- Exercise details: Search the records for "father". Copy every line where it appears.

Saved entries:

┏━━

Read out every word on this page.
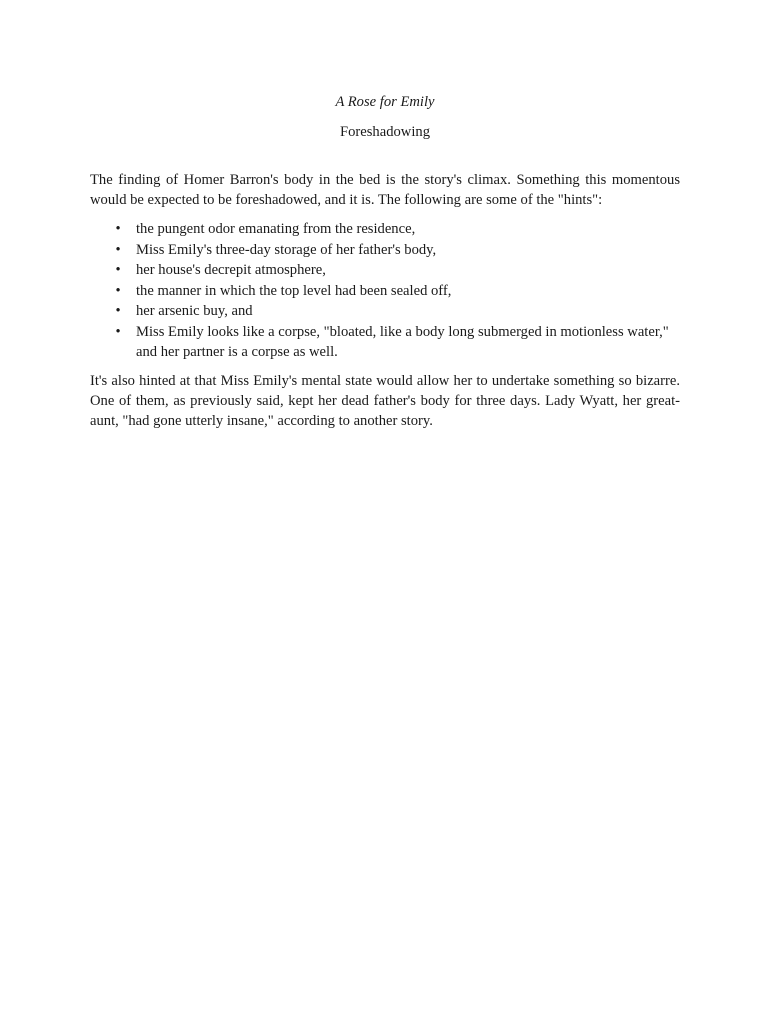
A Rose for Emily

Foreshadowing

The finding of Homer Barron's body in the bed is the story's climax. Something this momentous would be expected to be foreshadowed, and it is. The following are some of the "hints":

• the pungent odor emanating from the residence,
• Miss Emily's three-day storage of her father's body,
• her house's decrepit atmosphere,
• the manner in which the top level had been sealed off,
• her arsenic buy, and
• Miss Emily looks like a corpse, "bloated, like a body long submerged in motionless water," and her partner is a corpse as well.

It's also hinted at that Miss Emily's mental state would allow her to undertake something so bizarre. One of them, as previously said, kept her dead father's body for three days. Lady Wyatt, her great-aunt, "had gone utterly insane," according to another story.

┗━━

- Final result:
• Miss Emily's three-day storage of her father's body,
It's also hinted at that Miss Emily's mental state would allow her to undertake something so bizarre. One of them, as previously said, kept her dead father's body for three days. Lady Wyatt, her great-aunt, "had gone utterly insane," according to another story.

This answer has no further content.